PROBLEM TO WORK ON :: Pull every "TradingView" line out of the data below.

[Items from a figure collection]

# # # # #

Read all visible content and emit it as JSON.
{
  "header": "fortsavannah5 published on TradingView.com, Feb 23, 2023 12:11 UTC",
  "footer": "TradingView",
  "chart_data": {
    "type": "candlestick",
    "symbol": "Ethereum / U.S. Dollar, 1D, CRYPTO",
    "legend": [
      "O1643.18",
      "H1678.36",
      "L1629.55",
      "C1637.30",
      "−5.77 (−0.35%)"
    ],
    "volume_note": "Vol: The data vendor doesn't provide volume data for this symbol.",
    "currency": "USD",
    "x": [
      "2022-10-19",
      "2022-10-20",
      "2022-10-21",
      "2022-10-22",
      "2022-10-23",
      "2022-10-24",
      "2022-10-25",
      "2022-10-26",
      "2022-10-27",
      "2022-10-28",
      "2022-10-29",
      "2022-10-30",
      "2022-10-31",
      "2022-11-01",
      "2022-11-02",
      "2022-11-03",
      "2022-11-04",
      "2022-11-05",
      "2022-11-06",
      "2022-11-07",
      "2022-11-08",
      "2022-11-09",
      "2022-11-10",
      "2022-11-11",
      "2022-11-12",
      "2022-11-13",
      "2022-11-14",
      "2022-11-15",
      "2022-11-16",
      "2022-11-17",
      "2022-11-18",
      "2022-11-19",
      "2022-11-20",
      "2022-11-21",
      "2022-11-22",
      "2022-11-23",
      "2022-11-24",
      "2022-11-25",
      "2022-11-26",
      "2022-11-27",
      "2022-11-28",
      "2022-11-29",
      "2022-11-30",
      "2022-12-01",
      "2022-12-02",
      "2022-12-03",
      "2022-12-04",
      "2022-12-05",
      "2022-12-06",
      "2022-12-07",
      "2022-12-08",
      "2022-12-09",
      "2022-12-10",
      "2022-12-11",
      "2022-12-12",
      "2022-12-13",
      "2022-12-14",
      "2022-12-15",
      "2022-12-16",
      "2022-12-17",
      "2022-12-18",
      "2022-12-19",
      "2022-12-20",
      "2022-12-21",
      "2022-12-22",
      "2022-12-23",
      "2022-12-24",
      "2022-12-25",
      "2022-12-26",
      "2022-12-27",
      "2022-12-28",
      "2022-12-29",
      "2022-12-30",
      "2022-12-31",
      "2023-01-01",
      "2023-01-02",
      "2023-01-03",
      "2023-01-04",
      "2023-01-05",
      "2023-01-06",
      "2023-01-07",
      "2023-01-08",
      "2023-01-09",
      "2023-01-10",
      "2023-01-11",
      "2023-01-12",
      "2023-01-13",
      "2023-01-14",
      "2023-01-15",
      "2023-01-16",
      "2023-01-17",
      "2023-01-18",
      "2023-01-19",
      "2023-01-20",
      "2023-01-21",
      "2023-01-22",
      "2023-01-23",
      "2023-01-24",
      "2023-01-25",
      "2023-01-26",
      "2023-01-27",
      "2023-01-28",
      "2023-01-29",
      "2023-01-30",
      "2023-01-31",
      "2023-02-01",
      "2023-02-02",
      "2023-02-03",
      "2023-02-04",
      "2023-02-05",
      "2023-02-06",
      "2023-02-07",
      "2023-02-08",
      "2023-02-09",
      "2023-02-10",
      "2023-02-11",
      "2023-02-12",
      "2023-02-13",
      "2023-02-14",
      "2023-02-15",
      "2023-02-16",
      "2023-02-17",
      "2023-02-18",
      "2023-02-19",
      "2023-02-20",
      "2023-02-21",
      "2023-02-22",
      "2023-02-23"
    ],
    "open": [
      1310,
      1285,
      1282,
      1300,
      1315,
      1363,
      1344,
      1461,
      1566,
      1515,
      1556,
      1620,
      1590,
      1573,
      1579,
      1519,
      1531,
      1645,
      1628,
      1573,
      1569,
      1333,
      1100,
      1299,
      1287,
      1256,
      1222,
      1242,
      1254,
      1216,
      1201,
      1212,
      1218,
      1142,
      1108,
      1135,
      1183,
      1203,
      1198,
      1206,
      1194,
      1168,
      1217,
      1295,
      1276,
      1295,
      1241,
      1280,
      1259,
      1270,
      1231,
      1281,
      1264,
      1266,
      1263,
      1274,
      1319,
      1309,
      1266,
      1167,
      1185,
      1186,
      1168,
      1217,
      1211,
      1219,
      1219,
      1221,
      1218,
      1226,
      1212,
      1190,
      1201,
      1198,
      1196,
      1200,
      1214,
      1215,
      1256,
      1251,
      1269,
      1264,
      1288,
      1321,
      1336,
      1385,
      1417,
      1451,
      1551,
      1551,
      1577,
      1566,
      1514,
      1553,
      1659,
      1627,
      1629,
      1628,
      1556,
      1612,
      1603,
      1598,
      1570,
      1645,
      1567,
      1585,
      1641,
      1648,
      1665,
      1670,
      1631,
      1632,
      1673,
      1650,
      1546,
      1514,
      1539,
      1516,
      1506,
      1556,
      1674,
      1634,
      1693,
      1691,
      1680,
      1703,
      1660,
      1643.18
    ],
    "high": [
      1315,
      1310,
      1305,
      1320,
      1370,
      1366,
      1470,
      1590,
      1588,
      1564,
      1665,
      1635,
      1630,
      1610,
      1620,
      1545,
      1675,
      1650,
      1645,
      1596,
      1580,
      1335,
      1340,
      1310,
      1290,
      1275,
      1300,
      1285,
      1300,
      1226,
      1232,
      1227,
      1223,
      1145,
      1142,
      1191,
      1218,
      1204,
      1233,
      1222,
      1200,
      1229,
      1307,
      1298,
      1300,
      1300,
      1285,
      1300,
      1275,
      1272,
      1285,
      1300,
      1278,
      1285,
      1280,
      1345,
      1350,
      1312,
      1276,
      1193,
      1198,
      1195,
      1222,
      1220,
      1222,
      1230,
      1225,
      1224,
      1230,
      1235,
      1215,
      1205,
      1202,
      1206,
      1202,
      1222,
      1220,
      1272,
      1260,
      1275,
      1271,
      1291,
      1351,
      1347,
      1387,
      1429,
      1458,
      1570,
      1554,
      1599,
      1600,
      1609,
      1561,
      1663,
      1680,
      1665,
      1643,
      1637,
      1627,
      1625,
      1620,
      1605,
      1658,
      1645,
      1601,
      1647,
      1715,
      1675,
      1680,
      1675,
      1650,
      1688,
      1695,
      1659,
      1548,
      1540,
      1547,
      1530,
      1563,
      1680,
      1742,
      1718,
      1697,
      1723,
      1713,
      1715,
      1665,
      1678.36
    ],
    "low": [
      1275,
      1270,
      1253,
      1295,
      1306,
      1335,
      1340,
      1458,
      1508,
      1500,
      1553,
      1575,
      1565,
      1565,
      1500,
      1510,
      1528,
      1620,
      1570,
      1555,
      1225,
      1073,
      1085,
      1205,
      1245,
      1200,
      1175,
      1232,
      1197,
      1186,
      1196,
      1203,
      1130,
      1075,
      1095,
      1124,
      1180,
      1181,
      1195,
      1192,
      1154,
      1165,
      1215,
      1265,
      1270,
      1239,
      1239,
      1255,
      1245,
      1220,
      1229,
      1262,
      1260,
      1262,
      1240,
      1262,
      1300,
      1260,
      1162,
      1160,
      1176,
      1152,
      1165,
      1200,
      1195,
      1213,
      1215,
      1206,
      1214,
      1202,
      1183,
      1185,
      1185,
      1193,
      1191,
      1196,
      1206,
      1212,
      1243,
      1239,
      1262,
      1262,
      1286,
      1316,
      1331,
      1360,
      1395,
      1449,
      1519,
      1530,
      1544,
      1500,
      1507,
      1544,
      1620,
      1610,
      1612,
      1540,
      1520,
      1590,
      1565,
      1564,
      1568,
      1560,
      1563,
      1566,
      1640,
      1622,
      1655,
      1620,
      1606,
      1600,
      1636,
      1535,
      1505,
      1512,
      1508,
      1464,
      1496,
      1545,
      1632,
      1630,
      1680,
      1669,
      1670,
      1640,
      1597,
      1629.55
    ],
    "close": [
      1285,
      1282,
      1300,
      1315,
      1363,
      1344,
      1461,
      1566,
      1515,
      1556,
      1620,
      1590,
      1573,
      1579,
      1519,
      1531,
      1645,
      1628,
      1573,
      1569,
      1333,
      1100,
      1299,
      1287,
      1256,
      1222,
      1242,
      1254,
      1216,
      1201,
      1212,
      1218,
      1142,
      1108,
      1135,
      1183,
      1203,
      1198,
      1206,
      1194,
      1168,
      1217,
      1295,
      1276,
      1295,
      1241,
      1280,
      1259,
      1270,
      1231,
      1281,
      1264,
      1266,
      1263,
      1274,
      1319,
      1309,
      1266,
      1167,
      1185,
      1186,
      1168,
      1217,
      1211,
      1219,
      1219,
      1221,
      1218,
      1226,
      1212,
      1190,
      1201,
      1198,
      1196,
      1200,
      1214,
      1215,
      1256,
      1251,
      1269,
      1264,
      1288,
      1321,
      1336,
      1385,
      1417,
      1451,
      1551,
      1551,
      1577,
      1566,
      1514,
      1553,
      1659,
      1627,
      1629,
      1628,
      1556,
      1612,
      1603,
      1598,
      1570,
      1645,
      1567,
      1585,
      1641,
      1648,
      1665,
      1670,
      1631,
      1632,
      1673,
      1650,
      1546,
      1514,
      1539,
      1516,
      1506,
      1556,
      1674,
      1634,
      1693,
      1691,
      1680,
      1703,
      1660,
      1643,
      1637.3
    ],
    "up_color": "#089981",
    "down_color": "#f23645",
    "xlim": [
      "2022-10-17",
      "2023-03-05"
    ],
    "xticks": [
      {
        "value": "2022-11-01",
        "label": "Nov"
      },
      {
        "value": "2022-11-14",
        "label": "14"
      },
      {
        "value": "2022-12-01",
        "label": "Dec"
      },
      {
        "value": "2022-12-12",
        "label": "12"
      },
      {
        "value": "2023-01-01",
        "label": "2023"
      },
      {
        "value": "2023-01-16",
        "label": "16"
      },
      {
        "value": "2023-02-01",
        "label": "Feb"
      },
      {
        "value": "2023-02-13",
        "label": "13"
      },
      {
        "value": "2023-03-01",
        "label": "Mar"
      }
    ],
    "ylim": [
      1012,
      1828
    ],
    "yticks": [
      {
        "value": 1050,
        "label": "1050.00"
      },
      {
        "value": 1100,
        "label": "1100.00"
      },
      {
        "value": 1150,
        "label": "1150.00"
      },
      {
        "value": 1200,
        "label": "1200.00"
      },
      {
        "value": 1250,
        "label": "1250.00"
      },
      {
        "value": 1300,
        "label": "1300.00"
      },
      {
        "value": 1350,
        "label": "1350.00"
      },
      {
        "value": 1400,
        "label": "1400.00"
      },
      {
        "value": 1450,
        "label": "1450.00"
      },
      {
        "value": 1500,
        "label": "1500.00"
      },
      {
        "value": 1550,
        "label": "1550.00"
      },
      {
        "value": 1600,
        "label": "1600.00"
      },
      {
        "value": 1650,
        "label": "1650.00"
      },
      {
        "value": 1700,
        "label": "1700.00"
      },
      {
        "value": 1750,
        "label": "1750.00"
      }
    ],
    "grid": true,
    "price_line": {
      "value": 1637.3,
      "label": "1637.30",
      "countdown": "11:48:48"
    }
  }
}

# # # # #

EXPECTED ANSWER ::
  "header": "fortsavannah5 published on TradingView.com, Feb 23, 2023 12:11 UTC",
  "footer": "TradingView",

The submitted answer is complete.